▶ Figure content listings
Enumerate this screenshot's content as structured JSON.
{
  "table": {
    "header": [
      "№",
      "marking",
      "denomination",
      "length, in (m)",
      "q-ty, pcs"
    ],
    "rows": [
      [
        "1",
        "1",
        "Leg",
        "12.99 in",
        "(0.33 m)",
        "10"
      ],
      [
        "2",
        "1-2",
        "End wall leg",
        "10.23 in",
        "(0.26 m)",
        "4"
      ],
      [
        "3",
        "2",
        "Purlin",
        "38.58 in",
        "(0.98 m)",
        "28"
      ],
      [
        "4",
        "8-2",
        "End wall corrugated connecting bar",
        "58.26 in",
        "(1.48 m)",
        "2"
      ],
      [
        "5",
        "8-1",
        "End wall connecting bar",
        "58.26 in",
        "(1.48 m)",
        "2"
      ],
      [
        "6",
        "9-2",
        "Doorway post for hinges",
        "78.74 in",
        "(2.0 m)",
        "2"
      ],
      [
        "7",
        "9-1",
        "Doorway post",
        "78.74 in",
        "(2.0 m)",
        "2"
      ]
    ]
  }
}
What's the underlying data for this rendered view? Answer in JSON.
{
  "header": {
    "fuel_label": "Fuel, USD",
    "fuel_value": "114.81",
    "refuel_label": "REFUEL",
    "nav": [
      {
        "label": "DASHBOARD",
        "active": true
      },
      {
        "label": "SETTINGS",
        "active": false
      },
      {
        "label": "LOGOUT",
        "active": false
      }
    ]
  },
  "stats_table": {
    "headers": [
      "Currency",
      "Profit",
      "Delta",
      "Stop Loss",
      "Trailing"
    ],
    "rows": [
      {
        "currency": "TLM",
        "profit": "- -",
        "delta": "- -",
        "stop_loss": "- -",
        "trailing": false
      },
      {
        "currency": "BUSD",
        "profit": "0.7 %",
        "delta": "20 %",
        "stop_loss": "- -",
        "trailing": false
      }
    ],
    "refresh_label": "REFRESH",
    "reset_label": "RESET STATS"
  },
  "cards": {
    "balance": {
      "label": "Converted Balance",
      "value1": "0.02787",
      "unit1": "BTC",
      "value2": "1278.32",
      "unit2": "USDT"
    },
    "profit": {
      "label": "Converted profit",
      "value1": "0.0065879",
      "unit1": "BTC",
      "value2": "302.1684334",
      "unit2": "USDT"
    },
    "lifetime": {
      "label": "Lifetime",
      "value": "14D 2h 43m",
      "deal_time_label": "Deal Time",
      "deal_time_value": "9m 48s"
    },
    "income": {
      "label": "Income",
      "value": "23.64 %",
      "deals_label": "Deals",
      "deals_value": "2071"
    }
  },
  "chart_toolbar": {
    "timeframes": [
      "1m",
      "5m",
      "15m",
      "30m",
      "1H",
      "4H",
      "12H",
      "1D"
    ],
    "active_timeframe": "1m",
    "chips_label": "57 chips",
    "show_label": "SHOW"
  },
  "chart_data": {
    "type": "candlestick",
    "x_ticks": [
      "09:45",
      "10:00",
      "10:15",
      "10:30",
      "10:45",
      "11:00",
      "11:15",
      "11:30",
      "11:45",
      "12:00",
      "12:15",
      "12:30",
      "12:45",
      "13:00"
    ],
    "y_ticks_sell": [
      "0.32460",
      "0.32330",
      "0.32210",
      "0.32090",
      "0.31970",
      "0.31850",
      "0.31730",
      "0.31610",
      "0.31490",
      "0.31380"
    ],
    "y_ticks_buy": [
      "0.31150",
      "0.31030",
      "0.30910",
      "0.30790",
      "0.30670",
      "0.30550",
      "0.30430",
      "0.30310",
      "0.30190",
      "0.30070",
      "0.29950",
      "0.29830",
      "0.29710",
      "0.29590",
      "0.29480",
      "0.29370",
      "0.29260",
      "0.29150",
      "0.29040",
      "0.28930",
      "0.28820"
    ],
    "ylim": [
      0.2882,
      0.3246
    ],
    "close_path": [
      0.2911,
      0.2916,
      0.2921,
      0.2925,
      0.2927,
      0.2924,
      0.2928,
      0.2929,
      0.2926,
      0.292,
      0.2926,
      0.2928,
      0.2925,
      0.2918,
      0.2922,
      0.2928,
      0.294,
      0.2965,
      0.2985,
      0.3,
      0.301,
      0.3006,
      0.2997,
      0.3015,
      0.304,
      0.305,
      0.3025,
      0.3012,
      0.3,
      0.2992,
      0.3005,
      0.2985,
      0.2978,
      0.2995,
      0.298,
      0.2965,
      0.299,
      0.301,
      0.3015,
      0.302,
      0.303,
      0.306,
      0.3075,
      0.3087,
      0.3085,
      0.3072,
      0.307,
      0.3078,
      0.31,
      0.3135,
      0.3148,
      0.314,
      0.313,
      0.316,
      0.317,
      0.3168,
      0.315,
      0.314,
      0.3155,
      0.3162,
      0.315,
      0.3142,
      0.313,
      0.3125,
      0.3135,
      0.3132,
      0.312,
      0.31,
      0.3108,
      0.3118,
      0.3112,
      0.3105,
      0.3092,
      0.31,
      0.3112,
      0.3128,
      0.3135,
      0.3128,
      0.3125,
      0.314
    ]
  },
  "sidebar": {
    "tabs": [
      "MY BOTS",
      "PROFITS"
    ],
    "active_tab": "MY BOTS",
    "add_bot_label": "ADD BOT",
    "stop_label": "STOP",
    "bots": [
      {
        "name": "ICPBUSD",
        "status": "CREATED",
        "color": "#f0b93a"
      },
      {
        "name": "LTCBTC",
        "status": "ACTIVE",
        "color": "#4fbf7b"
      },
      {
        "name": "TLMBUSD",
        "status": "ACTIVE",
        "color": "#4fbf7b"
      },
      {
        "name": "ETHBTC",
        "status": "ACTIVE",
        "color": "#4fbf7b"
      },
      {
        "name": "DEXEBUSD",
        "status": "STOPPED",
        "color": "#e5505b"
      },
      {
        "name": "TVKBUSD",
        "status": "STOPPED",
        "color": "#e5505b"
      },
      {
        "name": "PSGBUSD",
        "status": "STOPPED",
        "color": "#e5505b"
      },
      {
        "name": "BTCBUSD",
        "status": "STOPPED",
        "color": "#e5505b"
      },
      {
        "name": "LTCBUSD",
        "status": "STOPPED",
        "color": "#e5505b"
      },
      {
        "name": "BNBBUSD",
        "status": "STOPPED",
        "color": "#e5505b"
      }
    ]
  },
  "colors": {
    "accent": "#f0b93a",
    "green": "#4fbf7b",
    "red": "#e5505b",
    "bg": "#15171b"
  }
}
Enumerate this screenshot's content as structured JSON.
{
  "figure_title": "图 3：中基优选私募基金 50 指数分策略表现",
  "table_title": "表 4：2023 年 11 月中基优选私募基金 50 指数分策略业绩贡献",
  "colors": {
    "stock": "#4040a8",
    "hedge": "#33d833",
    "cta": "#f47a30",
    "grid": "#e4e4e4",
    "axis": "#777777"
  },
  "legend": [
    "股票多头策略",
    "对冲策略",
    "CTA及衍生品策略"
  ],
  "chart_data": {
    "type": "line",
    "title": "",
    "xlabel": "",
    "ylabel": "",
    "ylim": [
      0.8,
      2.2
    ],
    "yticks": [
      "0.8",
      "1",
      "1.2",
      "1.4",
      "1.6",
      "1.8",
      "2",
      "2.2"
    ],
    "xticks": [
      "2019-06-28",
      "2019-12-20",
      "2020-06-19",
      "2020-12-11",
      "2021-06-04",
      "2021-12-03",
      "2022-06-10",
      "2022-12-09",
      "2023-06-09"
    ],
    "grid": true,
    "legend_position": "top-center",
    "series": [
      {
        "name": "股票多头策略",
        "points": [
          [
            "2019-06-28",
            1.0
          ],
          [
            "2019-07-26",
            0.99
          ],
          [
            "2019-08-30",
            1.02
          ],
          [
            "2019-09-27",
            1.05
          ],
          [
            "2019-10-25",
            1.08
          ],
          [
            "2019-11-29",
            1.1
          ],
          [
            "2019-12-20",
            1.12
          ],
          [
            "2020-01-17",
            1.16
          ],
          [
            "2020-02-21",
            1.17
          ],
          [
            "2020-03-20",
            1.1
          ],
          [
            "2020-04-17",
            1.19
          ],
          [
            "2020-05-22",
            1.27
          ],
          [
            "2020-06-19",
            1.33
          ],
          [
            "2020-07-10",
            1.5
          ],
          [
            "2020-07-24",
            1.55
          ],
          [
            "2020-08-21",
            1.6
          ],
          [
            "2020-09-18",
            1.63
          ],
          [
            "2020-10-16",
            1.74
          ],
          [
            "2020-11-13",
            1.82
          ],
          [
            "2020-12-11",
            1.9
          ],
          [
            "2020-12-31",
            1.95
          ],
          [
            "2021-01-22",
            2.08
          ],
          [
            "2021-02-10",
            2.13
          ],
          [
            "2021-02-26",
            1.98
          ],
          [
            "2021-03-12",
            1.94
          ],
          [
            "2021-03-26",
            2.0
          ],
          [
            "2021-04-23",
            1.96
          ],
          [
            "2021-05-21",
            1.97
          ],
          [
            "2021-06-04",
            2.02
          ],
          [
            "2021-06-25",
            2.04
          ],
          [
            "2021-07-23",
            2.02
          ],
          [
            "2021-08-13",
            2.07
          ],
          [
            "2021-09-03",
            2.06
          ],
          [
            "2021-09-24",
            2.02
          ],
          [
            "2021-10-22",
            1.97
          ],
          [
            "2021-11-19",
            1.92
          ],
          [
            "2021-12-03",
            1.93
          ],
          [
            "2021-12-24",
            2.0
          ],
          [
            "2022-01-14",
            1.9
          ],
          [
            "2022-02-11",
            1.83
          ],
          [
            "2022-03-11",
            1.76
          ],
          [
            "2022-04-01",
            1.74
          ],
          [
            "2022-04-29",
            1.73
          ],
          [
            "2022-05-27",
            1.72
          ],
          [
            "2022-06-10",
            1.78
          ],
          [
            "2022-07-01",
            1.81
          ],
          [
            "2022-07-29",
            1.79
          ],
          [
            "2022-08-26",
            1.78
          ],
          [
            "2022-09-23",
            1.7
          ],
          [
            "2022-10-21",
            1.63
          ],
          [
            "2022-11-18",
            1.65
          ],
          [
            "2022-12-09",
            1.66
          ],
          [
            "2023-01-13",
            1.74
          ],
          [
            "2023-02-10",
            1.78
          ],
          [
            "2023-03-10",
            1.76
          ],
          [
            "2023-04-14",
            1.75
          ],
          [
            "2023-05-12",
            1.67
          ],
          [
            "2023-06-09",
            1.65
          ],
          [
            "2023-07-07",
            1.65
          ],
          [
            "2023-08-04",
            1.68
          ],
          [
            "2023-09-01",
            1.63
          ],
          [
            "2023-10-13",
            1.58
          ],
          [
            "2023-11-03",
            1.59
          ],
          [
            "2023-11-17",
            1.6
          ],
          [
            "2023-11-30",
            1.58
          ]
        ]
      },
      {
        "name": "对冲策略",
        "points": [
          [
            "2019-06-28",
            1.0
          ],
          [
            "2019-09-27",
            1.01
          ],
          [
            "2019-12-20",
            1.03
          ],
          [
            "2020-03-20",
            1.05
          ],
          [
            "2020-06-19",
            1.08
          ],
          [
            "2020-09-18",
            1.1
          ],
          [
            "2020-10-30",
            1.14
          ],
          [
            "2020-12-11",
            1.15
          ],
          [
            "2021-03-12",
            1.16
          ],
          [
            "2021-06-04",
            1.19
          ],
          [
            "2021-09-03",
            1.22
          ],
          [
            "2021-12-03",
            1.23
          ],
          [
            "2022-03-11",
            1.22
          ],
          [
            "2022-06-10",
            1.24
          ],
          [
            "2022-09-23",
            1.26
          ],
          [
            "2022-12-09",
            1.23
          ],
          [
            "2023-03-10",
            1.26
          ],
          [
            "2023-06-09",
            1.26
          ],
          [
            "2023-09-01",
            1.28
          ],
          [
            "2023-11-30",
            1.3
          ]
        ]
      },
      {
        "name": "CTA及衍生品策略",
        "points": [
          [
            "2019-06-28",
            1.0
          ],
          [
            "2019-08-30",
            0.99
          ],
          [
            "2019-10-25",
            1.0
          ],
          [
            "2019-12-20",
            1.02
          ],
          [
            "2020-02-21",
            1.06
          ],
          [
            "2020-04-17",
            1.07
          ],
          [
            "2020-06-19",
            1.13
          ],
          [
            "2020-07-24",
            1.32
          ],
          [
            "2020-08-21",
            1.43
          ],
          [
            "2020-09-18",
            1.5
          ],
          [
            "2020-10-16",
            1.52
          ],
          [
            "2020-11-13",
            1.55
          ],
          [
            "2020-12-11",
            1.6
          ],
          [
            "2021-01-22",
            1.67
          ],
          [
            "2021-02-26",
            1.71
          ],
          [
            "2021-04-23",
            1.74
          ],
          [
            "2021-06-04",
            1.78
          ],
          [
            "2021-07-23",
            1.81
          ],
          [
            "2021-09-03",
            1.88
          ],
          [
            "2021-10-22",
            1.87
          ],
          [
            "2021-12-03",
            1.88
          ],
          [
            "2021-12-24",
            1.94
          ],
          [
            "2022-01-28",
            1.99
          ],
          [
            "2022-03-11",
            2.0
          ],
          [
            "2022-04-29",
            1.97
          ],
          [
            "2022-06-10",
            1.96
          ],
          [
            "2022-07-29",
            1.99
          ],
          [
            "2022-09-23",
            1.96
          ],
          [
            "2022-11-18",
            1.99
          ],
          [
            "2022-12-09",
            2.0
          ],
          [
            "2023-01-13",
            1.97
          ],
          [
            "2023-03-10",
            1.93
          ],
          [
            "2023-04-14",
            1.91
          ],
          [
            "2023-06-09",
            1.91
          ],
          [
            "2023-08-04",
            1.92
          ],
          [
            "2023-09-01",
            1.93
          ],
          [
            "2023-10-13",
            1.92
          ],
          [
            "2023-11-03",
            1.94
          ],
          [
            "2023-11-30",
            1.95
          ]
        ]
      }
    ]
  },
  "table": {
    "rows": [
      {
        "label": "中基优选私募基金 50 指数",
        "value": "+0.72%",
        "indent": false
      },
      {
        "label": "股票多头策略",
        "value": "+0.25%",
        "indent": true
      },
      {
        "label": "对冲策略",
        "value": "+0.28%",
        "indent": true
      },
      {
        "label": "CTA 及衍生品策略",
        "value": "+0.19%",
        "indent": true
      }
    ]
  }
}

▶ WRITTEN TASK
Look through the records and gather each line with the word "connecting".

▶ RESULT OF THIS TASK
        "End wall corrugated connecting bar",
        "End wall connecting bar",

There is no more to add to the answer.